Stored data
[start]
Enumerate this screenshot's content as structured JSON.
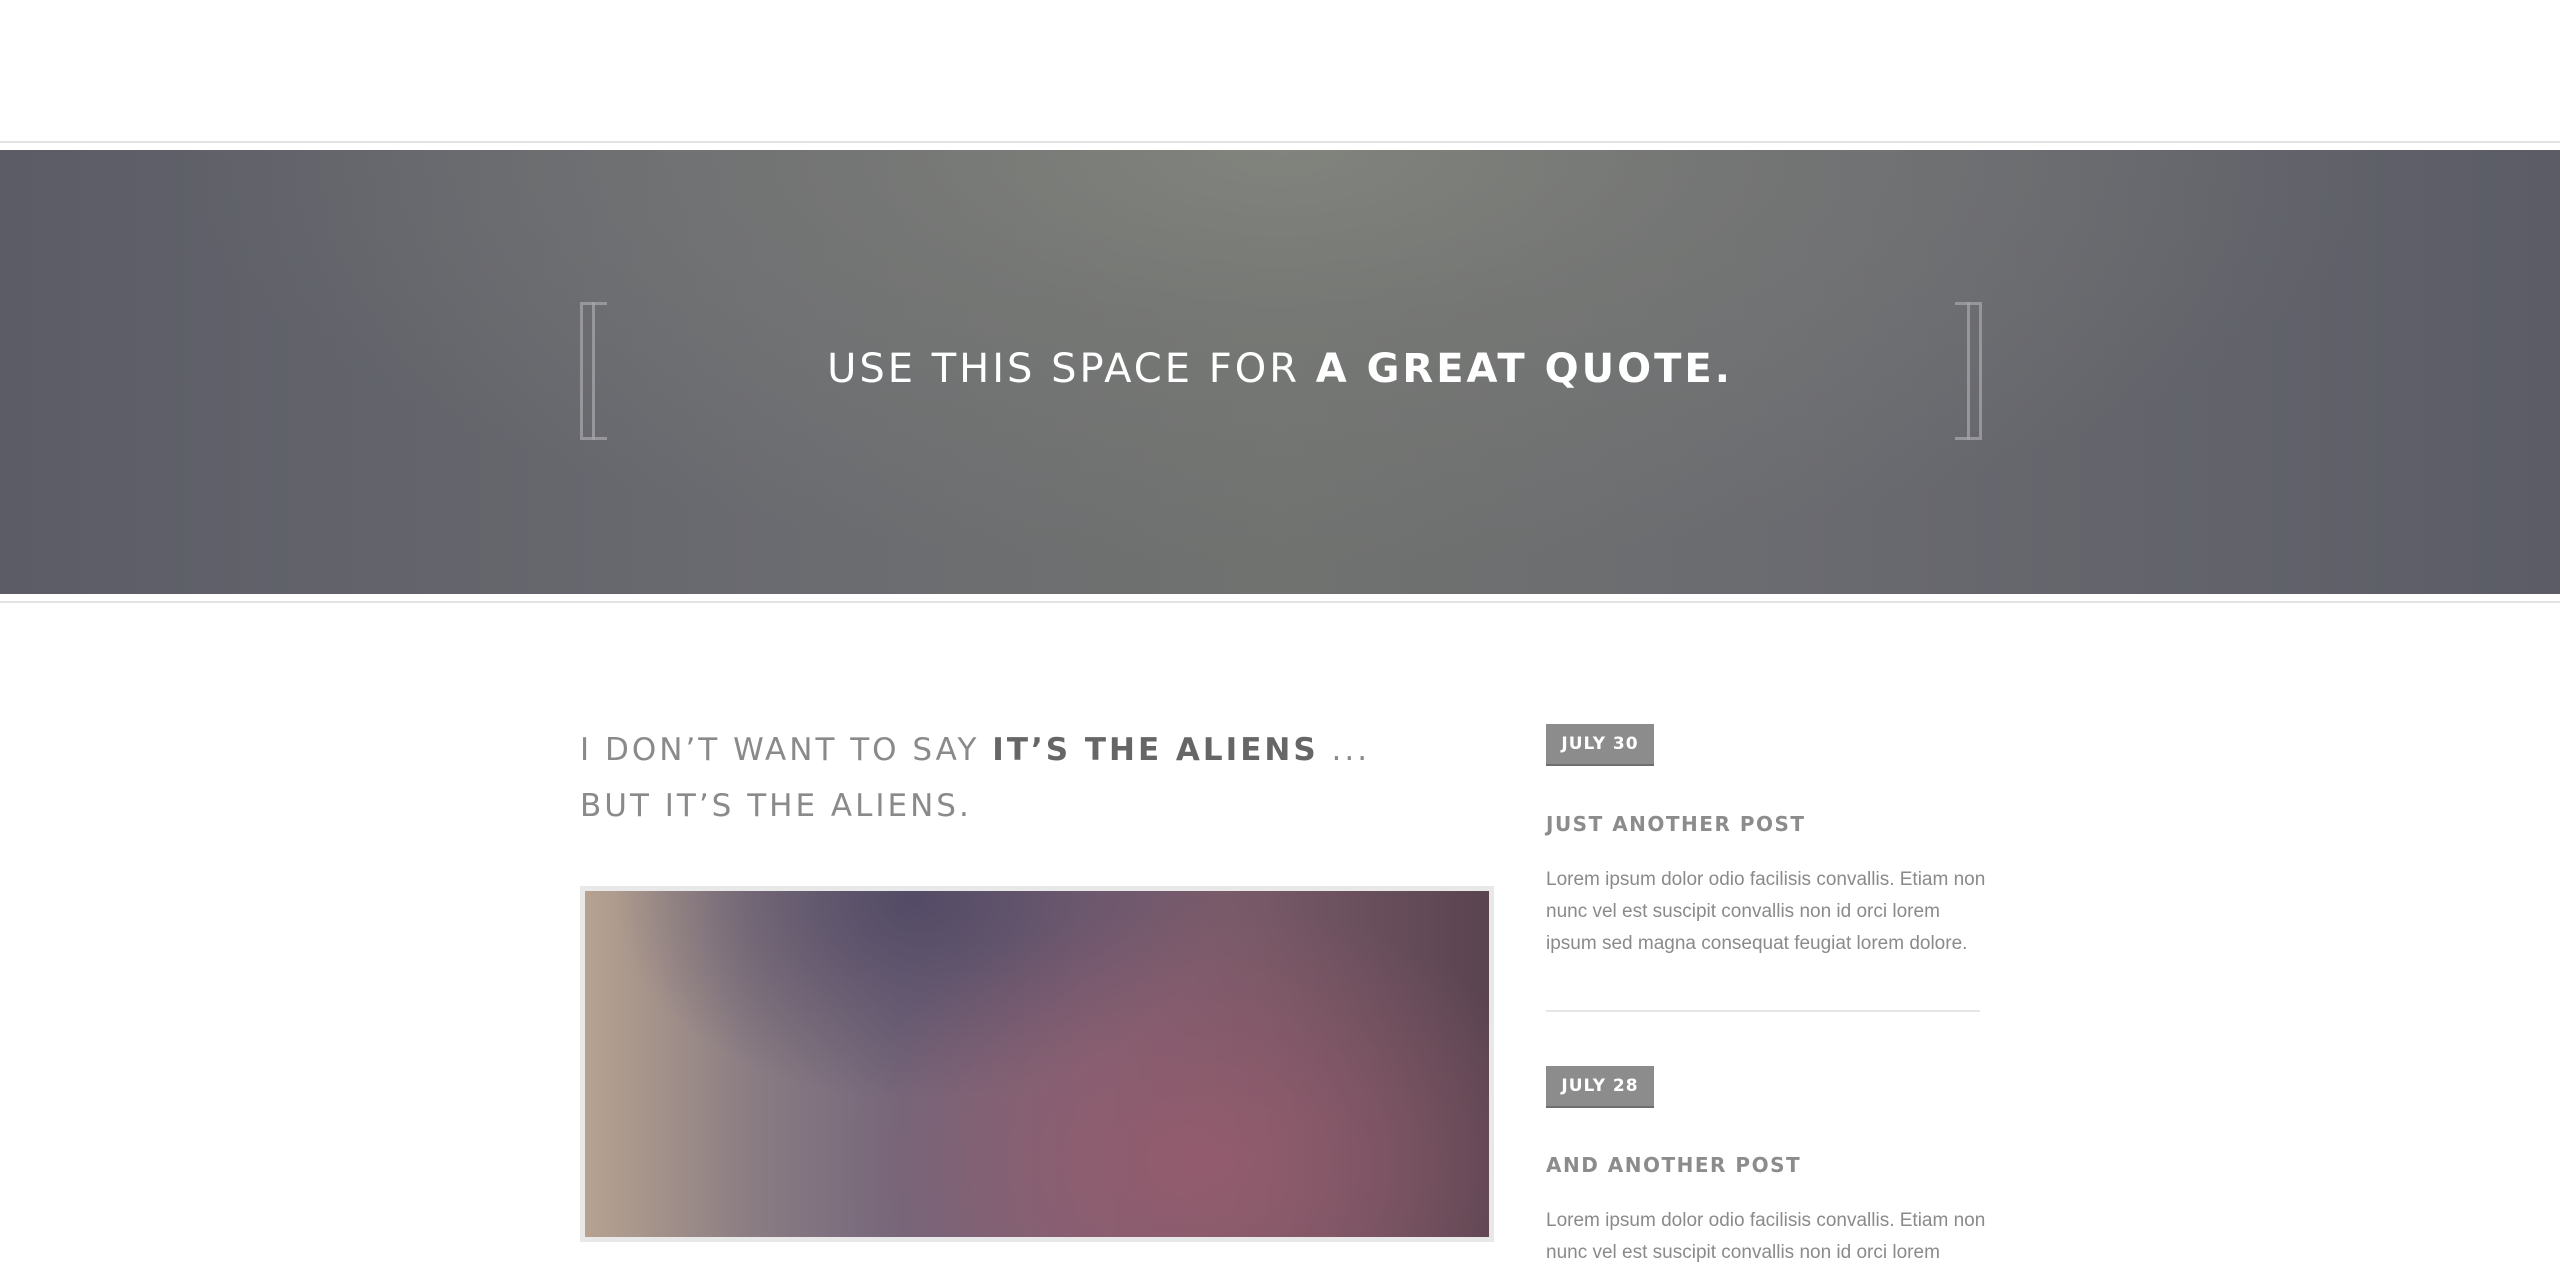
{
  "quote": {
    "prefix": "USE THIS SPACE FOR ",
    "emphasis": "A GREAT QUOTE",
    "suffix": "."
  },
  "headline": {
    "prefix": "I DON’T WANT TO SAY ",
    "emphasis": "IT’S THE ALIENS",
    "suffix": " ...",
    "line2": "BUT IT’S THE ALIENS."
  },
  "posts": [
    {
      "date": "JULY 30",
      "title": "JUST ANOTHER POST",
      "text": "Lorem ipsum dolor odio facilisis convallis. Etiam non nunc vel est suscipit convallis non id orci lorem ipsum sed magna consequat feugiat lorem dolore."
    },
    {
      "date": "JULY 28",
      "title": "AND ANOTHER POST",
      "text": "Lorem ipsum dolor odio facilisis convallis. Etiam non nunc vel est suscipit convallis non id orci lorem ipsum"
    }
  ]
}
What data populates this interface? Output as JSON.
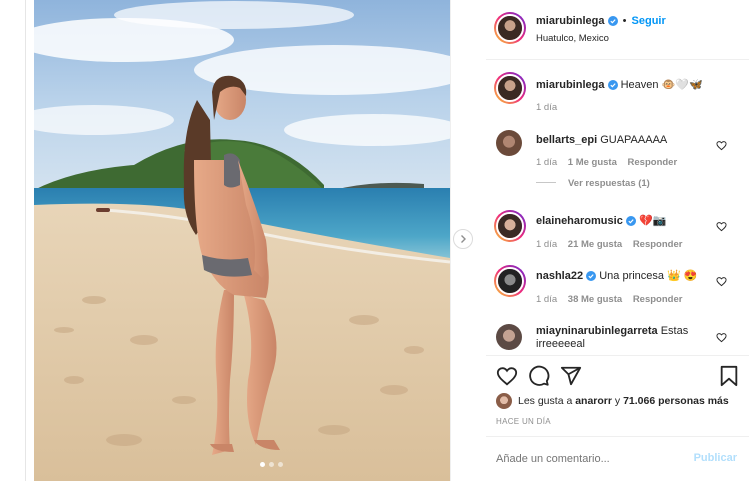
{
  "post": {
    "author": "miarubinlega",
    "follow_separator": "•",
    "follow_label": "Seguir",
    "location": "Huatulco, Mexico"
  },
  "caption": {
    "author": "miarubinlega",
    "text": "Heaven 🐵🤍🦋",
    "time": "1 día"
  },
  "comments": [
    {
      "user": "bellarts_epi",
      "verified": false,
      "text": "GUAPAAAAA",
      "time": "1 día",
      "likes": "1 Me gusta",
      "reply": "Responder",
      "replies_label": "Ver respuestas (1)"
    },
    {
      "user": "elaineharomusic",
      "verified": true,
      "text": "💔📷",
      "time": "1 día",
      "likes": "21 Me gusta",
      "reply": "Responder"
    },
    {
      "user": "nashla22",
      "verified": true,
      "text": "Una princesa 👑 😍",
      "time": "1 día",
      "likes": "38 Me gusta",
      "reply": "Responder"
    },
    {
      "user": "miayninarubinlegarreta",
      "verified": false,
      "text": "Estas irreeeeeal",
      "time": "",
      "likes": "",
      "reply": ""
    }
  ],
  "likes": {
    "prefix": "Les gusta a",
    "user": "anarorr",
    "joiner": "y",
    "count": "71.066 personas más"
  },
  "timestamp": "HACE UN DÍA",
  "composer": {
    "placeholder": "Añade un comentario...",
    "submit_label": "Publicar"
  },
  "colors": {
    "link_blue": "#0095f6",
    "muted": "#8e8e8e",
    "text": "#262626"
  },
  "icons": [
    "heart-icon",
    "comment-icon",
    "share-icon",
    "bookmark-icon",
    "verified-badge-icon",
    "chevron-right-icon"
  ]
}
[end]
- [EXERCISE]: Find the line containing "What data populates", then extract it and every line after it to the end of the data above, exactly and nothing else, without pictures.

- [CORRECT RESPONSE]:
What data populates this interface? Output as JSON.
{
  "post": {
    "author": "miarubinlega",
    "follow_separator": "•",
    "follow_label": "Seguir",
    "location": "Huatulco, Mexico"
  },
  "caption": {
    "author": "miarubinlega",
    "text": "Heaven 🐵🤍🦋",
    "time": "1 día"
  },
  "comments": [
    {
      "user": "bellarts_epi",
      "verified": false,
      "text": "GUAPAAAAA",
      "time": "1 día",
      "likes": "1 Me gusta",
      "reply": "Responder",
      "replies_label": "Ver respuestas (1)"
    },
    {
      "user": "elaineharomusic",
      "verified": true,
      "text": "💔📷",
      "time": "1 día",
      "likes": "21 Me gusta",
      "reply": "Responder"
    },
    {
      "user": "nashla22",
      "verified": true,
      "text": "Una princesa 👑 😍",
      "time": "1 día",
      "likes": "38 Me gusta",
      "reply": "Responder"
    },
    {
      "user": "miayninarubinlegarreta",
      "verified": false,
      "text": "Estas irreeeeeal",
      "time": "",
      "likes": "",
      "reply": ""
    }
  ],
  "likes": {
    "prefix": "Les gusta a",
    "user": "anarorr",
    "joiner": "y",
    "count": "71.066 personas más"
  },
  "timestamp": "HACE UN DÍA",
  "composer": {
    "placeholder": "Añade un comentario...",
    "submit_label": "Publicar"
  },
  "colors": {
    "link_blue": "#0095f6",
    "muted": "#8e8e8e",
    "text": "#262626"
  },
  "icons": [
    "heart-icon",
    "comment-icon",
    "share-icon",
    "bookmark-icon",
    "verified-badge-icon",
    "chevron-right-icon"
  ]
}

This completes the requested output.